Set the following entries down again exactly, line by line.

Dataset excerpt>
##############################

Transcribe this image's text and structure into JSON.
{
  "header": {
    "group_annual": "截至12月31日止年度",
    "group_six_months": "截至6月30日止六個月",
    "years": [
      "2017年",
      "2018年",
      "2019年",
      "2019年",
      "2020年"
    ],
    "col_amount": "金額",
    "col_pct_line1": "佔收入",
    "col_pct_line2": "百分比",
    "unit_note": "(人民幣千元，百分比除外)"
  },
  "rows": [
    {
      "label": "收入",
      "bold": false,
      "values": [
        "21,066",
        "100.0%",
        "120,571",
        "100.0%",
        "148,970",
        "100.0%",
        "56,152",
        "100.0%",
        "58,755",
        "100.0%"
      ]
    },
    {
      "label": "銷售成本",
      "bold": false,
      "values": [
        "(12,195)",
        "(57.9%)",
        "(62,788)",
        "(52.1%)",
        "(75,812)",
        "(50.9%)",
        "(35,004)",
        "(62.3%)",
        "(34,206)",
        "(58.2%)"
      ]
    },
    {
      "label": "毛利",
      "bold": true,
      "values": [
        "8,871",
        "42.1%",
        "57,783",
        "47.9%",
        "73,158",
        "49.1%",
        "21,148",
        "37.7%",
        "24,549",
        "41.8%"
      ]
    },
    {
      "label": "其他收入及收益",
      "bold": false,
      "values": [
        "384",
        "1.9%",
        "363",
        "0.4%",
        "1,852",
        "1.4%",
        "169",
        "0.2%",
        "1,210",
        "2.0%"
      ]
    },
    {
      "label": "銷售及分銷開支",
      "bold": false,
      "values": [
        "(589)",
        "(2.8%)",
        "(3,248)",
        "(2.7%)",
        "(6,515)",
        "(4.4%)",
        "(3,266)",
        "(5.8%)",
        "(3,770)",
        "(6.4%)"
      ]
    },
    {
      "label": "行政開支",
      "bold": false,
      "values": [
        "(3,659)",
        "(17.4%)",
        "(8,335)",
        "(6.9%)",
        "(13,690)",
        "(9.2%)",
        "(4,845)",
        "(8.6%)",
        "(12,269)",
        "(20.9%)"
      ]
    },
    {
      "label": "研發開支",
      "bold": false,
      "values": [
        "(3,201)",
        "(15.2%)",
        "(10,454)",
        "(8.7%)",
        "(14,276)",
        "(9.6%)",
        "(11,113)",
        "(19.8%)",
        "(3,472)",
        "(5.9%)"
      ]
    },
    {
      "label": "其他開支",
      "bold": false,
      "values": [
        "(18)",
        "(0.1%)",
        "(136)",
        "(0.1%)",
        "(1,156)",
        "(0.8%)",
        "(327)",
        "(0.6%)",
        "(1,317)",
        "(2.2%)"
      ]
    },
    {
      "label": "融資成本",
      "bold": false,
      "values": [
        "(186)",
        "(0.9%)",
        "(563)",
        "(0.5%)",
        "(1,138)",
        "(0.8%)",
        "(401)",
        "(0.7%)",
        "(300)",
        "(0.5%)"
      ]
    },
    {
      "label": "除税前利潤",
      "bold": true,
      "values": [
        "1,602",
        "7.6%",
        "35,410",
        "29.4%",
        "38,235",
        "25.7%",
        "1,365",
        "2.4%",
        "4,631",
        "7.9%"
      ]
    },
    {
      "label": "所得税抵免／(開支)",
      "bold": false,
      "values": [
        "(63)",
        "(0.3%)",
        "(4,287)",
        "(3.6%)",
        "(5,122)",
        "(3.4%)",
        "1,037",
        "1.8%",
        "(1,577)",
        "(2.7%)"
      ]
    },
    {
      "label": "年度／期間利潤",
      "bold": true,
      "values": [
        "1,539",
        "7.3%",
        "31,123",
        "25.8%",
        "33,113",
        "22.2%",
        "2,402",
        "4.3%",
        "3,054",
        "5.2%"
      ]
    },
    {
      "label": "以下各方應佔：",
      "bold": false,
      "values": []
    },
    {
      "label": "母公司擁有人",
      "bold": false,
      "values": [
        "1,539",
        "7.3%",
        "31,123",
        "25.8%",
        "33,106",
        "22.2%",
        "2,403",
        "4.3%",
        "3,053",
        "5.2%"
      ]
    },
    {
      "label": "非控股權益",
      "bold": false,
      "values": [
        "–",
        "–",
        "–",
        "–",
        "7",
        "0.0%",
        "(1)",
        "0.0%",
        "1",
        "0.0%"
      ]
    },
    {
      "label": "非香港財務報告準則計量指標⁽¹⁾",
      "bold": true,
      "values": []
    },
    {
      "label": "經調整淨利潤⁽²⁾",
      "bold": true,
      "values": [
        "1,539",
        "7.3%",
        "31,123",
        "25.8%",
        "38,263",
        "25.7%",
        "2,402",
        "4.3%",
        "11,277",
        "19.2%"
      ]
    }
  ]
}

##############################

Solution for this problem>
Transcribe this image's text and structure into JSON.
{
  "header": {
    "group_annual": "截至12月31日止年度",
    "group_six_months": "截至6月30日止六個月",
    "years": [
      "2017年",
      "2018年",
      "2019年",
      "2019年",
      "2020年"
    ],
    "col_amount": "金額",
    "col_pct_line1": "佔收入",
    "col_pct_line2": "百分比",
    "unit_note": "(人民幣千元，百分比除外)"
  },
  "rows": [
    {
      "label": "收入",
      "bold": false,
      "values": [
        "21,066",
        "100.0%",
        "120,571",
        "100.0%",
        "148,970",
        "100.0%",
        "56,152",
        "100.0%",
        "58,755",
        "100.0%"
      ]
    },
    {
      "label": "銷售成本",
      "bold": false,
      "values": [
        "(12,195)",
        "(57.9%)",
        "(62,788)",
        "(52.1%)",
        "(75,812)",
        "(50.9%)",
        "(35,004)",
        "(62.3%)",
        "(34,206)",
        "(58.2%)"
      ]
    },
    {
      "label": "毛利",
      "bold": true,
      "values": [
        "8,871",
        "42.1%",
        "57,783",
        "47.9%",
        "73,158",
        "49.1%",
        "21,148",
        "37.7%",
        "24,549",
        "41.8%"
      ]
    },
    {
      "label": "其他收入及收益",
      "bold": false,
      "values": [
        "384",
        "1.9%",
        "363",
        "0.4%",
        "1,852",
        "1.4%",
        "169",
        "0.2%",
        "1,210",
        "2.0%"
      ]
    },
    {
      "label": "銷售及分銷開支",
      "bold": false,
      "values": [
        "(589)",
        "(2.8%)",
        "(3,248)",
        "(2.7%)",
        "(6,515)",
        "(4.4%)",
        "(3,266)",
        "(5.8%)",
        "(3,770)",
        "(6.4%)"
      ]
    },
    {
      "label": "行政開支",
      "bold": false,
      "values": [
        "(3,659)",
        "(17.4%)",
        "(8,335)",
        "(6.9%)",
        "(13,690)",
        "(9.2%)",
        "(4,845)",
        "(8.6%)",
        "(12,269)",
        "(20.9%)"
      ]
    },
    {
      "label": "研發開支",
      "bold": false,
      "values": [
        "(3,201)",
        "(15.2%)",
        "(10,454)",
        "(8.7%)",
        "(14,276)",
        "(9.6%)",
        "(11,113)",
        "(19.8%)",
        "(3,472)",
        "(5.9%)"
      ]
    },
    {
      "label": "其他開支",
      "bold": false,
      "values": [
        "(18)",
        "(0.1%)",
        "(136)",
        "(0.1%)",
        "(1,156)",
        "(0.8%)",
        "(327)",
        "(0.6%)",
        "(1,317)",
        "(2.2%)"
      ]
    },
    {
      "label": "融資成本",
      "bold": false,
      "values": [
        "(186)",
        "(0.9%)",
        "(563)",
        "(0.5%)",
        "(1,138)",
        "(0.8%)",
        "(401)",
        "(0.7%)",
        "(300)",
        "(0.5%)"
      ]
    },
    {
      "label": "除税前利潤",
      "bold": true,
      "values": [
        "1,602",
        "7.6%",
        "35,410",
        "29.4%",
        "38,235",
        "25.7%",
        "1,365",
        "2.4%",
        "4,631",
        "7.9%"
      ]
    },
    {
      "label": "所得税抵免／(開支)",
      "bold": false,
      "values": [
        "(63)",
        "(0.3%)",
        "(4,287)",
        "(3.6%)",
        "(5,122)",
        "(3.4%)",
        "1,037",
        "1.8%",
        "(1,577)",
        "(2.7%)"
      ]
    },
    {
      "label": "年度／期間利潤",
      "bold": true,
      "values": [
        "1,539",
        "7.3%",
        "31,123",
        "25.8%",
        "33,113",
        "22.2%",
        "2,402",
        "4.3%",
        "3,054",
        "5.2%"
      ]
    },
    {
      "label": "以下各方應佔：",
      "bold": false,
      "values": []
    },
    {
      "label": "母公司擁有人",
      "bold": false,
      "values": [
        "1,539",
        "7.3%",
        "31,123",
        "25.8%",
        "33,106",
        "22.2%",
        "2,403",
        "4.3%",
        "3,053",
        "5.2%"
      ]
    },
    {
      "label": "非控股權益",
      "bold": false,
      "values": [
        "–",
        "–",
        "–",
        "–",
        "7",
        "0.0%",
        "(1)",
        "0.0%",
        "1",
        "0.0%"
      ]
    },
    {
      "label": "非香港財務報告準則計量指標⁽¹⁾",
      "bold": true,
      "values": []
    },
    {
      "label": "經調整淨利潤⁽²⁾",
      "bold": true,
      "values": [
        "1,539",
        "7.3%",
        "31,123",
        "25.8%",
        "38,263",
        "25.7%",
        "2,402",
        "4.3%",
        "11,277",
        "19.2%"
      ]
    }
  ]
}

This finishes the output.